→ **Actions to take**
A: Answer these questions about the incremental materialized views page:
(i) On what kind of node does the recording of base-table changes run?
(ii) What minor kernel version is the minimum for a PolarDB for MySQL cluster on MySQL 8.0.2?
(iii) What is the default for imci_enable_hybrid_plan, and what value must it have?
B: How would the page on incremental materialized views go on after its last sentence? Write the next part.
*** Text segment
Incremental materialized views

更新时间:
复制 MD 格式

An incremental materialized view (IVM) is an advanced form of a materialized view. Unlike a full refresh that recomputes the entire query, an incremental refresh only applies data changes (INSERT, UPDATE, and DELETE) from the base tables to the view. This near real-time process significantly reduces system load and data latency.

How it works

The core principle of an incremental materialized view is to process only what has changed, not the entire dataset.

When INSERT, UPDATE, or DELETE operations occur on a base table, the system automatically records these changes. This process runs efficiently on an In-Memory Columnar Index (IMCI) columnar storage node, requires no binlogs or triggers, and does not lock the base table.

  • FAST (incremental refresh): Processes only the data that has changed since the last refresh, resulting in high speed and low overhead.

  • COMPLETE (full refresh): Recomputes the entire query. This is suitable for initial data population or data correction.

Prerequisites

To use an incremental materialized view, your system must meet the following requirements:

  • Cluster: Your PolarDB for MySQL cluster must meet one of the following requirements:

    • MySQL 8.0.2 with minor kernel version 8.0.2.2.35 or later.

  • In-Memory Columnar Index (IMCI) parameters:

    Parameter

    Default

    Value

    Description

    imci_enable_window_function

    2

    >= 2

    Enables support for IMCI window functions.

    imci_enable_nci_async_pre_commit

    OFF

    OFF

    Disables NCI async pre-commit to ensure incremental data consistency.

    Note

    This parameter is OFF by default and cannot be changed at this time.

    imci_enable_hybrid_plan

    ON

    OFF

    Disables the hybrid execution plan to force incremental refreshes to execute on the read-only columnar storage node.

    Note

    You can modify these parameters in the PolarDB console.

Key benefits

Benefit

Description

Low-latency data synchronization

This keeps the view data in sync with the base table with minimal latency, reducing refresh times from minutes to seconds or even milliseconds. It avoids full scans of the base table by processing only incremental changes.
******
*** Records shown
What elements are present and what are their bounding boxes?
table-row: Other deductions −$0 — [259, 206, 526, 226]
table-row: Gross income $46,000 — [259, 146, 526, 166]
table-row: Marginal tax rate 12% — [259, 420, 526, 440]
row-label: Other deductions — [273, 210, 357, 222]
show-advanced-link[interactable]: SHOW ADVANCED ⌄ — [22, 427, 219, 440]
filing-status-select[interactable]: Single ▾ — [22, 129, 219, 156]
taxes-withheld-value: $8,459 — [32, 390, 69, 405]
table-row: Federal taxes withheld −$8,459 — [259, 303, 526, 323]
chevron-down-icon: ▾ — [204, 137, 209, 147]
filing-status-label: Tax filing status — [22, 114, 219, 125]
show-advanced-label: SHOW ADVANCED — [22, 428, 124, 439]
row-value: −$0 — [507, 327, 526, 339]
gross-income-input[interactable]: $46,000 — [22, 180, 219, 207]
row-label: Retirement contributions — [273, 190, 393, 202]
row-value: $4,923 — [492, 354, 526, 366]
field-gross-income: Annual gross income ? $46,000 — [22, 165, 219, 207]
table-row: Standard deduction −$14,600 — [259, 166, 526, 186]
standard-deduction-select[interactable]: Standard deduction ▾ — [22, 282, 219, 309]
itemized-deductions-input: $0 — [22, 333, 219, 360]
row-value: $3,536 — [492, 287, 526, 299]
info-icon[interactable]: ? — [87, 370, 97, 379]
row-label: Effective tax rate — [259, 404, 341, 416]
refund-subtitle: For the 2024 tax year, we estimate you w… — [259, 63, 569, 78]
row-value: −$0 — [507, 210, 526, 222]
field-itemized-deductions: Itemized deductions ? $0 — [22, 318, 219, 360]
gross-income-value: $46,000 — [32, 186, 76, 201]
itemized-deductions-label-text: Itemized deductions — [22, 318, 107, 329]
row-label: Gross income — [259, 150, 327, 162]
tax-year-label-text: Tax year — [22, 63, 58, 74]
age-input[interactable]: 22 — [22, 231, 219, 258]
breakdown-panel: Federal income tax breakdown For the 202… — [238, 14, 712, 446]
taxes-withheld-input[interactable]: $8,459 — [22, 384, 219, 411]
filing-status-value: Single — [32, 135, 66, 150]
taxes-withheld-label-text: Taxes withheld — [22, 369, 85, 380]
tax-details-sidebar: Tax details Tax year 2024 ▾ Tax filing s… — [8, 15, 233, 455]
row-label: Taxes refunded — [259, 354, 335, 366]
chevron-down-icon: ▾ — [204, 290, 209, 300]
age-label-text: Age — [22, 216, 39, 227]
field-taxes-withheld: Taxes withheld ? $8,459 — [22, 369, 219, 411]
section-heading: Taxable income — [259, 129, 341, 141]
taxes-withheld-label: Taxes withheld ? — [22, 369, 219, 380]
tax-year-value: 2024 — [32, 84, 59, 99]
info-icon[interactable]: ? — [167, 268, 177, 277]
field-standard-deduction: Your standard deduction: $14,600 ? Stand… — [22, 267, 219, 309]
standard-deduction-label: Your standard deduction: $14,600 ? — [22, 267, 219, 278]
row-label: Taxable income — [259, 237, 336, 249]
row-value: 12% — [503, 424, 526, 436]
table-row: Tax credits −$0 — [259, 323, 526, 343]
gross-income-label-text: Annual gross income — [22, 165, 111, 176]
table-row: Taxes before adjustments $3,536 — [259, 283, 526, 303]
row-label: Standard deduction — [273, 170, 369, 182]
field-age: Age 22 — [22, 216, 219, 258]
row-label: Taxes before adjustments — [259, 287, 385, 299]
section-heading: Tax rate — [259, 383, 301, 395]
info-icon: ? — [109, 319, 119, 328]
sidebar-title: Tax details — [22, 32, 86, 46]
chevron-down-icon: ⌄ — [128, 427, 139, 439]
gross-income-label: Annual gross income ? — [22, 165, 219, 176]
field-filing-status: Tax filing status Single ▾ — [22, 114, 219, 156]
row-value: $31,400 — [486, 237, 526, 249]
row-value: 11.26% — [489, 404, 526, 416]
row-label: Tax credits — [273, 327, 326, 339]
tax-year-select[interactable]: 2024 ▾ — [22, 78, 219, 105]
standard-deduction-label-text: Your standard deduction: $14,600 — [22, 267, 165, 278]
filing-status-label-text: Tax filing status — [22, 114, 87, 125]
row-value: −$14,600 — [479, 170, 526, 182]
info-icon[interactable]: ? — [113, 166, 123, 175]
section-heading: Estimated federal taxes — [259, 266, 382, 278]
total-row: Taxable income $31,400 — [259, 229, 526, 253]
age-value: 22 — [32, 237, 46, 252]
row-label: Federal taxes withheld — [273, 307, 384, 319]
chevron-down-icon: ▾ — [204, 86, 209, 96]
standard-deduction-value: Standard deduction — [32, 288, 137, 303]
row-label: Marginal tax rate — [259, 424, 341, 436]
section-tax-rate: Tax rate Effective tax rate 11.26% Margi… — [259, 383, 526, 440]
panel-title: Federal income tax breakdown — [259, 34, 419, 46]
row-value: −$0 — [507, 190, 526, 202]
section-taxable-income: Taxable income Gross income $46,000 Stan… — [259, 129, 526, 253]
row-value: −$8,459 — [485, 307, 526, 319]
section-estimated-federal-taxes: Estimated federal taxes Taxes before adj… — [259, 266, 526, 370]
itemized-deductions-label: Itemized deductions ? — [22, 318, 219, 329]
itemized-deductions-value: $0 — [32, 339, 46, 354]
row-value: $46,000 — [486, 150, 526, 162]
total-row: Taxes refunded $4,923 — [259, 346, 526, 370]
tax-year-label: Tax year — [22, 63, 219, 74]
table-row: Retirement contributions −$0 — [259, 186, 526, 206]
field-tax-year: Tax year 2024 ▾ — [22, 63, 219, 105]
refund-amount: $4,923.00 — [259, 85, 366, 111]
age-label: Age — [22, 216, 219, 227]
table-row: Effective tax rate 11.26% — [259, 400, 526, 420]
******
→ **Task-by-task answers**
A:
(i) An In-Memory Columnar Index (IMCI) columnar storage node.
(ii) 8.0.2.2.35.
(iii) Its default is ON, and it must be set to OFF.

B:
Reduced system load

Significantly reduces CPU, memory, and I/O consumption. The benefit is especially noticeable in scenarios with large base tables and a small volume of changes.

Seamless use of IMCI

Incremental computations run on the IMCI columnar storage node, fully leveraging the high-speed aggregation capabilities of columnar storage.

Accelerated analytical queries

Provides millisecond-level response times for complex aggregation and join queries in HTAP (Hybrid Transactional/Analytical Processing) scenarios.

Automated background maintenance

The system automatically manages the lifecycle of the incremental log (delta table).

Use cases

  • Pre-computation for analysis: Pre-process complex multi-table joins into a wide table to avoid costly join operations on every query.

  • Report acceleration: Provide pre-computed data for real-time data warehouse or BI reports, reducing update overhead by over 90% with incremental refreshes.

  • Computation reuse: Reuse computation results by creating nested materialized views.

  • Real-time data warehouse: Support analytical queries that reflect base table changes in near real-time.

  • HTAP workloads: Synchronize frequently updated OLTP data to an analytical view with low latency, separating TP and AP workloads.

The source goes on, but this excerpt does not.